Data rows:
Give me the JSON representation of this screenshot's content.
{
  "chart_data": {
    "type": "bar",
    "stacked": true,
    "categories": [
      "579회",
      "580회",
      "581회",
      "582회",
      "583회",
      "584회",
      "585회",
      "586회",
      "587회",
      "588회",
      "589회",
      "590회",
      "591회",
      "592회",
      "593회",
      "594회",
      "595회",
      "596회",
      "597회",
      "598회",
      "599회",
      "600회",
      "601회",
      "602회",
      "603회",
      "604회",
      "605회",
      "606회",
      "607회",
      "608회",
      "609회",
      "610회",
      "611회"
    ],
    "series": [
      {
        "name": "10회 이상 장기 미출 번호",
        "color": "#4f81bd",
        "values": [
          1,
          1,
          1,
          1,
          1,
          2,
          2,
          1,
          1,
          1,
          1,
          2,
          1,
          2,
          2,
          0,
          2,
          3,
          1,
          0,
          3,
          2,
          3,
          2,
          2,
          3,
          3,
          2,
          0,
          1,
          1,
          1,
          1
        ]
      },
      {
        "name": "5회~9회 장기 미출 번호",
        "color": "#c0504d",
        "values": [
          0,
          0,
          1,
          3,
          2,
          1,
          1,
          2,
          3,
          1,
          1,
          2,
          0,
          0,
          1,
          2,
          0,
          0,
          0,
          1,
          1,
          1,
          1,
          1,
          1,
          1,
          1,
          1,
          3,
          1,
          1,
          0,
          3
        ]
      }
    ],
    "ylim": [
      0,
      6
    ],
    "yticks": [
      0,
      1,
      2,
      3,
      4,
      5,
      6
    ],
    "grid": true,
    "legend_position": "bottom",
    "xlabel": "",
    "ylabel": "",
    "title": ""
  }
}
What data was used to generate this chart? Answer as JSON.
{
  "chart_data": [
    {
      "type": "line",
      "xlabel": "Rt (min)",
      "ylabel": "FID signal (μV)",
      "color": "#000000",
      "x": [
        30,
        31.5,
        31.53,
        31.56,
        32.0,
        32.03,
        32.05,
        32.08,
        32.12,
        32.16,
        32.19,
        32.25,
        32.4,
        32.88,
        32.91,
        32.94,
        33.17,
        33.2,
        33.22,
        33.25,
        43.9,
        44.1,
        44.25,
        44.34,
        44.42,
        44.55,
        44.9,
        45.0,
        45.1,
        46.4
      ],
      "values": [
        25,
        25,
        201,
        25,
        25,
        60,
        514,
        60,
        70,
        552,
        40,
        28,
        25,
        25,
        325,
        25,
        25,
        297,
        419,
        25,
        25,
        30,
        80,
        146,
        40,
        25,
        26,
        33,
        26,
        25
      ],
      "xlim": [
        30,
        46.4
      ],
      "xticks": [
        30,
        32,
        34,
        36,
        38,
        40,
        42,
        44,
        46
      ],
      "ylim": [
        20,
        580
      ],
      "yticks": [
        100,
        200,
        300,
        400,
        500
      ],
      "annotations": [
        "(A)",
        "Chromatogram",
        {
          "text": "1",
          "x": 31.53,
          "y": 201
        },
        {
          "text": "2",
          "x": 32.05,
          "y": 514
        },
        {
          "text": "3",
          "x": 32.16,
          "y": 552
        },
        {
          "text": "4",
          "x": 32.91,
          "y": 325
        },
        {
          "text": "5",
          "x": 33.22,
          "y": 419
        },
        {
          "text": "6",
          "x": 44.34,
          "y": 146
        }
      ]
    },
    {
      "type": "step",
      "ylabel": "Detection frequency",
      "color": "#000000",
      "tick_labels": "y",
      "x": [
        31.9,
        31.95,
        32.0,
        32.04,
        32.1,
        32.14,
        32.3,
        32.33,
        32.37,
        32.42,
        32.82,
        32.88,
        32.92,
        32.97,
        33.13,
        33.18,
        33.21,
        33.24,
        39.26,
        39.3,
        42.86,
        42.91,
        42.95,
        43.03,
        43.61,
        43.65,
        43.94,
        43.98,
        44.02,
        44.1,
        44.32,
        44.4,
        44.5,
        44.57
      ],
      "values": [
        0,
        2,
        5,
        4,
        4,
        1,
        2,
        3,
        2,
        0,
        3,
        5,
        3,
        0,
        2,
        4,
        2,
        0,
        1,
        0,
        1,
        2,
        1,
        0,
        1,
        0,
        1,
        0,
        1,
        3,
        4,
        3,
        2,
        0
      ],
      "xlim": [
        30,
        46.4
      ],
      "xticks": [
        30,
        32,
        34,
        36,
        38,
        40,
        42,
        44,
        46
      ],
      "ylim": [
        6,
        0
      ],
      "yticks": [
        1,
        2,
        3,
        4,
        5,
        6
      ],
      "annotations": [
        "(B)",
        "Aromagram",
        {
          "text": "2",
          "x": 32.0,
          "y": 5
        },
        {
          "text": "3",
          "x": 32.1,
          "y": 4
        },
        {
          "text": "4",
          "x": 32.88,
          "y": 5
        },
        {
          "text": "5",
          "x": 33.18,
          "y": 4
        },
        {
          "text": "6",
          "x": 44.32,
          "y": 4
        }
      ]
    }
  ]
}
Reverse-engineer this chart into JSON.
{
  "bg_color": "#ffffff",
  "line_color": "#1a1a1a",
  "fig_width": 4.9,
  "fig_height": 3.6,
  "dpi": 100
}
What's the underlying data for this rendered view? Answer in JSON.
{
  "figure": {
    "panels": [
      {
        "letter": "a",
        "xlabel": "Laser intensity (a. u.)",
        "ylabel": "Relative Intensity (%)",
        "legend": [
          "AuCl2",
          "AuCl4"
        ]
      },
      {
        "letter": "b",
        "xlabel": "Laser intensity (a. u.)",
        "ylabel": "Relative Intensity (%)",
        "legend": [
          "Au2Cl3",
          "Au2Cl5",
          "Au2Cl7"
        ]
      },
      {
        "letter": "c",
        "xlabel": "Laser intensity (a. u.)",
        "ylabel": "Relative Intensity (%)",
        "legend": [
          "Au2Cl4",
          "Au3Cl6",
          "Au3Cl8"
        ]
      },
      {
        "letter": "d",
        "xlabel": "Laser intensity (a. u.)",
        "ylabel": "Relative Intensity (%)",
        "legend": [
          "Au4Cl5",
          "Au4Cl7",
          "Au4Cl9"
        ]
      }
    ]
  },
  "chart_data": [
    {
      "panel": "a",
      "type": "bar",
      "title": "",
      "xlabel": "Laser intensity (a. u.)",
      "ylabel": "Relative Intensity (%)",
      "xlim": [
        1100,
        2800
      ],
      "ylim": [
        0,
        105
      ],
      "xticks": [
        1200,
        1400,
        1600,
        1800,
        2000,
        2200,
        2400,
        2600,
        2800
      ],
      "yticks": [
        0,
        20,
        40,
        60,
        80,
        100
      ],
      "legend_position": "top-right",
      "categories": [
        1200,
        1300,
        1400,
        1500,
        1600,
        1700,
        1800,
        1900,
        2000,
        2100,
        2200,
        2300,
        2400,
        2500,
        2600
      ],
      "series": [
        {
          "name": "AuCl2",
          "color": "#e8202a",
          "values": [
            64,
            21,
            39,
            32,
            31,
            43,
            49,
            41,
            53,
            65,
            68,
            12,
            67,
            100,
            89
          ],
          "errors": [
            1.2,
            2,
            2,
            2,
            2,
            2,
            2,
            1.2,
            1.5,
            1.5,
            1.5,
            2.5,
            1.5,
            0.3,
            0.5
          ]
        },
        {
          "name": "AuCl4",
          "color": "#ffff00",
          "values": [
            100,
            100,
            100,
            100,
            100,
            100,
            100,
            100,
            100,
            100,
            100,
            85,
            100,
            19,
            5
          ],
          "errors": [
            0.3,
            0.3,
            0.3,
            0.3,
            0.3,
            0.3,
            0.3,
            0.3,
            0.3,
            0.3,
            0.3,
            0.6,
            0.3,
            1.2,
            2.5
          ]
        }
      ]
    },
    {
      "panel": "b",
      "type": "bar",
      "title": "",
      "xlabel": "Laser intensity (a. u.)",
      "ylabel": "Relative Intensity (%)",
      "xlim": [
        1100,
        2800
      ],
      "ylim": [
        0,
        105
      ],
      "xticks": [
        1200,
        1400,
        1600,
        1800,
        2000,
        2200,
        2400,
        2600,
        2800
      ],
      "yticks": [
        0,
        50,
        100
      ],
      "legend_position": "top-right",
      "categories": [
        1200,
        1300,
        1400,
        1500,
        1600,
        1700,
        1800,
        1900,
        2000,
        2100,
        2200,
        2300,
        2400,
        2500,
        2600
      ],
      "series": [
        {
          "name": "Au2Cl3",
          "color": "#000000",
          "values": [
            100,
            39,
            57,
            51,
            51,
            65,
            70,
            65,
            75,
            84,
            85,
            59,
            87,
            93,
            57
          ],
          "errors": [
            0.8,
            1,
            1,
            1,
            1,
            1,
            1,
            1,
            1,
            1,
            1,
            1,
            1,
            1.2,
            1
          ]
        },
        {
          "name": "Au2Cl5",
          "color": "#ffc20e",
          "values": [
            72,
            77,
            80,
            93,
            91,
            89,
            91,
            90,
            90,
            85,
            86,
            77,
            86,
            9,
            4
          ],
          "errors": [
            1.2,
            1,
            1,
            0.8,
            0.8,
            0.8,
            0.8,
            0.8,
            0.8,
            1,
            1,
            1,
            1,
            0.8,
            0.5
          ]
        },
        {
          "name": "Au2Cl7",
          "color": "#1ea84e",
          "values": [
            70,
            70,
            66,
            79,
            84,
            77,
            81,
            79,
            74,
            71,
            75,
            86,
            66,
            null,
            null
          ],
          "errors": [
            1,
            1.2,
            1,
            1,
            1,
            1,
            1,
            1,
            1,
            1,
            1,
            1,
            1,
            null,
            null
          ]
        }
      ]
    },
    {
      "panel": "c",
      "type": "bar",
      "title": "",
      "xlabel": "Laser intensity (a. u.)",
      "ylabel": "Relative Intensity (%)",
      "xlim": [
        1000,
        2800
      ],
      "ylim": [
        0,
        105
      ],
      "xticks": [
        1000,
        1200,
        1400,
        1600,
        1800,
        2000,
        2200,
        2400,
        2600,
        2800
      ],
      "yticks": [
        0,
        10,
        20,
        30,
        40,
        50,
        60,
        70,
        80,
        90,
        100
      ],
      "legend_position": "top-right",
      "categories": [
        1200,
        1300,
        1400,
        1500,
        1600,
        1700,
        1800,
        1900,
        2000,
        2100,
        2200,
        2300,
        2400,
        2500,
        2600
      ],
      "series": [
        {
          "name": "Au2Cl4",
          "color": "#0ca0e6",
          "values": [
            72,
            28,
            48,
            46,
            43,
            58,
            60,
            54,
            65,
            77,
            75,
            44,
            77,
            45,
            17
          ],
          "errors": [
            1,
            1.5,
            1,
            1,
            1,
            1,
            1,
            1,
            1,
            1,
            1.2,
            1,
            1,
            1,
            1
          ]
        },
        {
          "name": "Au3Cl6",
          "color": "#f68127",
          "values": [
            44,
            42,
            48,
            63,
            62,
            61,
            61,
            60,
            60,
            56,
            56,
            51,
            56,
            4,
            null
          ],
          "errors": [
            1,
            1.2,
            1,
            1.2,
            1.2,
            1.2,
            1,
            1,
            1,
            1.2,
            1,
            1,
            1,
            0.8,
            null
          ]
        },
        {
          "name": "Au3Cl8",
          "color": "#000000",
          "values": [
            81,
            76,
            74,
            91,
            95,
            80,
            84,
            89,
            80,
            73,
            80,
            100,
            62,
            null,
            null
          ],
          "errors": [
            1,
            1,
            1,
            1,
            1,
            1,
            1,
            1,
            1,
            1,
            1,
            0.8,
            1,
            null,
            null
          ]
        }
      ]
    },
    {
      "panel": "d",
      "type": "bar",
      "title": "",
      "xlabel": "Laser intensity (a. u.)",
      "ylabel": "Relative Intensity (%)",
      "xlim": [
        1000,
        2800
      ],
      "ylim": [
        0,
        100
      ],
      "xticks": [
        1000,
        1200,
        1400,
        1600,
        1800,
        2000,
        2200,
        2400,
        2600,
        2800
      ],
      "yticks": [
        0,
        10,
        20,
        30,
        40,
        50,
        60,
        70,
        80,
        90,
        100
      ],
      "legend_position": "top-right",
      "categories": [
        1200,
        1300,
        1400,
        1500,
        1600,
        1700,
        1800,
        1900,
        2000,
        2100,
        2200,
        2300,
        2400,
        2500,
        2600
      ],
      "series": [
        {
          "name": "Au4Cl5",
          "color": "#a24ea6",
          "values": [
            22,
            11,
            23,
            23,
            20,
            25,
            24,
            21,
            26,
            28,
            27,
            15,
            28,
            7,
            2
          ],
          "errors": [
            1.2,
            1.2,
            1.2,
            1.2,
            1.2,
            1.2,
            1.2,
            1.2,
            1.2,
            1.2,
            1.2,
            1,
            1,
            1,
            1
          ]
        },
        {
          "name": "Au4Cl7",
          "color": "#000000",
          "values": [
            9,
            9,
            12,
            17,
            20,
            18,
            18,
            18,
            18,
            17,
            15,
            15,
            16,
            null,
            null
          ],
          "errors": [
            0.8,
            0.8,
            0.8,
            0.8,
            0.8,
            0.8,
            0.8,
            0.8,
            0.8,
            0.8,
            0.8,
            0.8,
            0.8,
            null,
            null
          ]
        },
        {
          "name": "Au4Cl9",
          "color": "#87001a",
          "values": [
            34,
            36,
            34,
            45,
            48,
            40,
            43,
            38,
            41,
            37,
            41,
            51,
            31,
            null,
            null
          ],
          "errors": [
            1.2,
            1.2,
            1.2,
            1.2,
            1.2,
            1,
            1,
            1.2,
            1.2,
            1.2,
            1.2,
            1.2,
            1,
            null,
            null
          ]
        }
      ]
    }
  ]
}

Request: Show every line from the entries above in which the word "What" appears.

Task response:
What data was used to generate this chart? Answer as JSON.
What's the underlying data for this rendered view? Answer in JSON.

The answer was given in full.